- Aim of the task
Repeat word for word the lines from the one holding "What's the underlying" through the end, both ends included, and leave out every picture.

[start]

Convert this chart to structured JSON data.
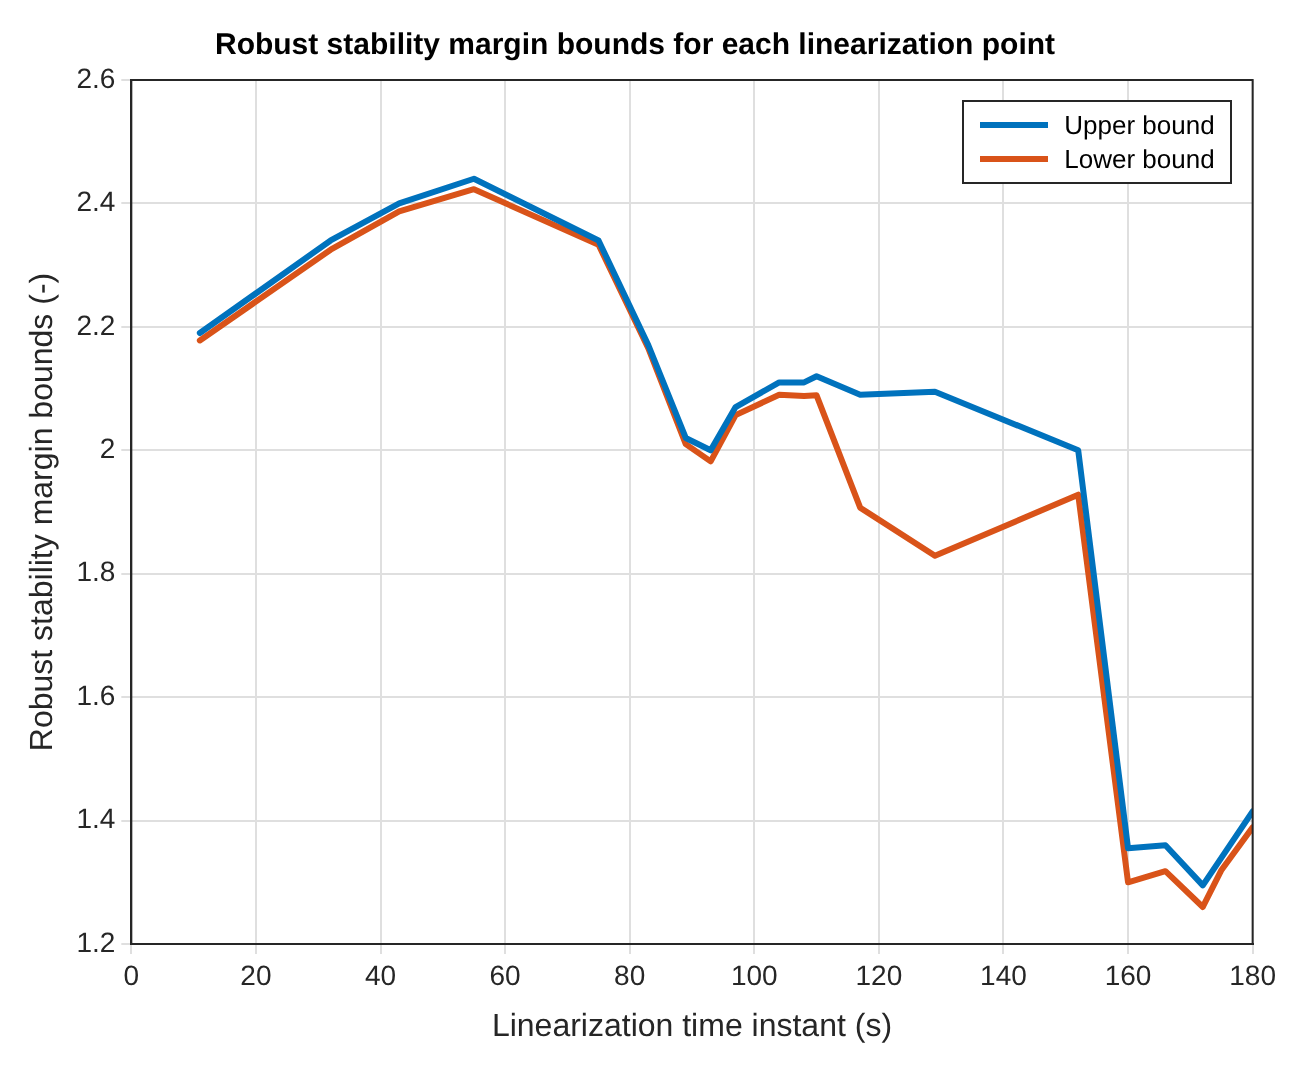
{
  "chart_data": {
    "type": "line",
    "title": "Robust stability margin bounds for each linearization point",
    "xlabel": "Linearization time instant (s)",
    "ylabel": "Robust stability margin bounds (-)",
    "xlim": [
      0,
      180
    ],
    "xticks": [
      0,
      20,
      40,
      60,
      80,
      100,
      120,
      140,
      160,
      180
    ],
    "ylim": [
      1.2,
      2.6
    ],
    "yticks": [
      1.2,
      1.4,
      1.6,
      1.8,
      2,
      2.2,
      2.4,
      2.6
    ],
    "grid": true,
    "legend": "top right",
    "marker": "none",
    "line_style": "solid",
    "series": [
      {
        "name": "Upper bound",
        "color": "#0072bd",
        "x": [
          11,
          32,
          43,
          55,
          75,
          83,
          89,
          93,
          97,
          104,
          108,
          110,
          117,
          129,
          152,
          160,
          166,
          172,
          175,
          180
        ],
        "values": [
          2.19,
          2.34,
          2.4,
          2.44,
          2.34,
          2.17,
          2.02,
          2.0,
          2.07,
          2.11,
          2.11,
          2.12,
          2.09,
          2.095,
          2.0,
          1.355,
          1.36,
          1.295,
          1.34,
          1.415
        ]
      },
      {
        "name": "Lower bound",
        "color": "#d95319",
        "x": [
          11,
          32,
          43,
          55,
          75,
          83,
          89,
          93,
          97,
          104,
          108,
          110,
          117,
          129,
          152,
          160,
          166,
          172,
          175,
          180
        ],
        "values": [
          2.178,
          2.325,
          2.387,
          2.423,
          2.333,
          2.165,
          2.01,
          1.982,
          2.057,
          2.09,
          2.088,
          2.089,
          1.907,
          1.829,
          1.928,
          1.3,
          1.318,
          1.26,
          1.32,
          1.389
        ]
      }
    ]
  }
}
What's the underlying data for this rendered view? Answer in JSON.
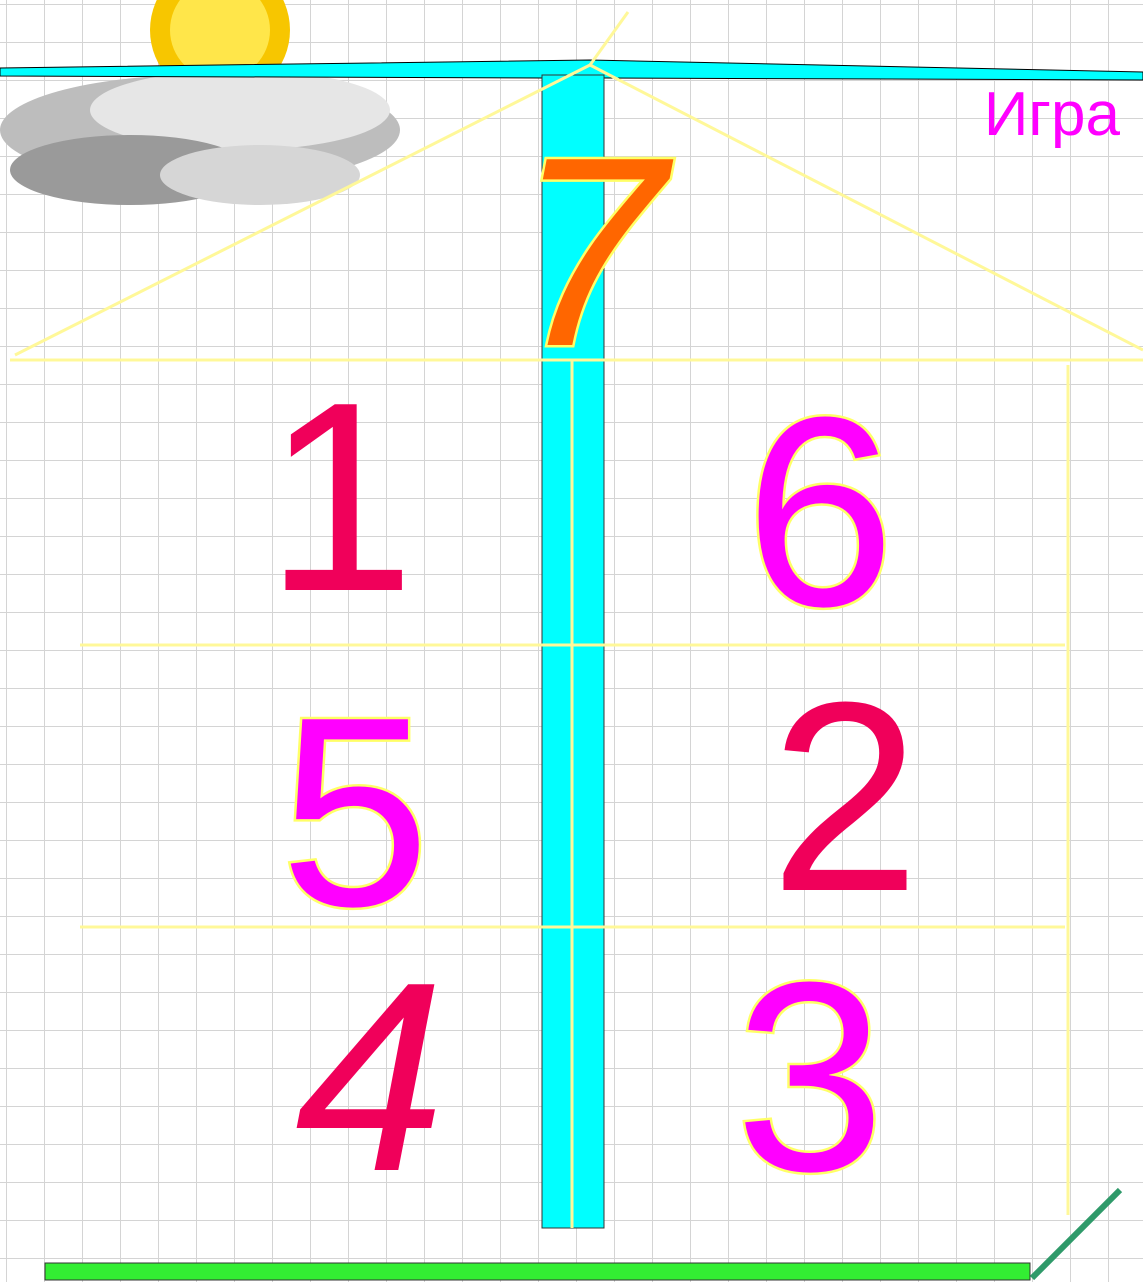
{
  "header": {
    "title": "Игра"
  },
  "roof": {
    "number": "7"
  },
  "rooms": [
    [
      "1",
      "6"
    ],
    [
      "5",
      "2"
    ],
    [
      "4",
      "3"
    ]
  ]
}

[end]

- Finished task
What's the underlying data for this rendered view? Answer in JSON.
{
  "header": {
    "title": "Игра"
  },
  "roof": {
    "number": "7"
  },
  "rooms": [
    [
      "1",
      "6"
    ],
    [
      "5",
      "2"
    ],
    [
      "4",
      "3"
    ]
  ]
}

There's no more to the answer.